— TASK DETAILS —
Your task is to repeat the entries exactly. Leave the pictures out.

— MATERIAL —

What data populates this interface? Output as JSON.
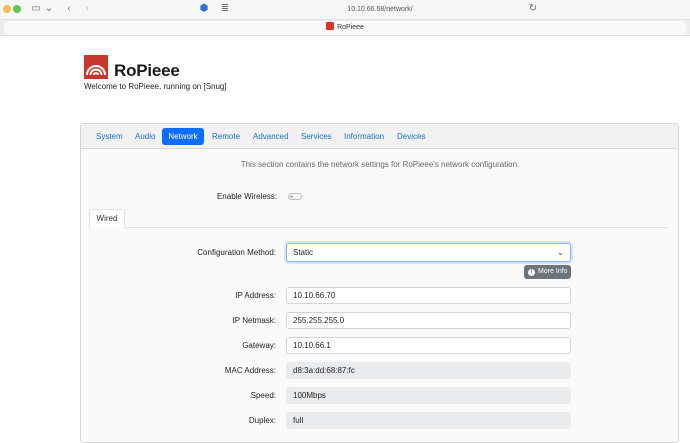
{
  "browser": {
    "url": "10.10.66.68/network/",
    "tab_title": "RoPieee"
  },
  "header": {
    "brand": "RoPieee",
    "welcome": "Welcome to RoPieee, running on [Snug]"
  },
  "nav": {
    "items": [
      {
        "label": "System"
      },
      {
        "label": "Audio"
      },
      {
        "label": "Network"
      },
      {
        "label": "Remote"
      },
      {
        "label": "Advanced"
      },
      {
        "label": "Services"
      },
      {
        "label": "Information"
      },
      {
        "label": "Devices"
      }
    ],
    "active": "Network"
  },
  "network": {
    "intro": "This section contains the network settings for RoPieee's network configuration.",
    "enable_wireless_label": "Enable Wireless:",
    "enable_wireless": false,
    "subtab": "Wired",
    "config_method_label": "Configuration Method:",
    "config_method": "Static",
    "more_info": "More Info",
    "fields": {
      "ip_label": "IP Address:",
      "ip": "10.10.66.70",
      "netmask_label": "IP Netmask:",
      "netmask": "255.255.255.0",
      "gateway_label": "Gateway:",
      "gateway": "10.10.66.1",
      "mac_label": "MAC Address:",
      "mac": "d8:3a:dd:68:87:fc",
      "speed_label": "Speed:",
      "speed": "100Mbps",
      "duplex_label": "Duplex:",
      "duplex": "full"
    }
  },
  "colors": {
    "accent": "#0d6efd",
    "brand_red": "#c8372d",
    "button_gray": "#6c757d"
  }
}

— THE RESPONSE —
What data populates this interface? Output as JSON.
{
  "browser": {
    "url": "10.10.66.68/network/",
    "tab_title": "RoPieee"
  },
  "header": {
    "brand": "RoPieee",
    "welcome": "Welcome to RoPieee, running on [Snug]"
  },
  "nav": {
    "items": [
      {
        "label": "System"
      },
      {
        "label": "Audio"
      },
      {
        "label": "Network"
      },
      {
        "label": "Remote"
      },
      {
        "label": "Advanced"
      },
      {
        "label": "Services"
      },
      {
        "label": "Information"
      },
      {
        "label": "Devices"
      }
    ],
    "active": "Network"
  },
  "network": {
    "intro": "This section contains the network settings for RoPieee's network configuration.",
    "enable_wireless_label": "Enable Wireless:",
    "enable_wireless": false,
    "subtab": "Wired",
    "config_method_label": "Configuration Method:",
    "config_method": "Static",
    "more_info": "More Info",
    "fields": {
      "ip_label": "IP Address:",
      "ip": "10.10.66.70",
      "netmask_label": "IP Netmask:",
      "netmask": "255.255.255.0",
      "gateway_label": "Gateway:",
      "gateway": "10.10.66.1",
      "mac_label": "MAC Address:",
      "mac": "d8:3a:dd:68:87:fc",
      "speed_label": "Speed:",
      "speed": "100Mbps",
      "duplex_label": "Duplex:",
      "duplex": "full"
    }
  },
  "colors": {
    "accent": "#0d6efd",
    "brand_red": "#c8372d",
    "button_gray": "#6c757d"
  }
}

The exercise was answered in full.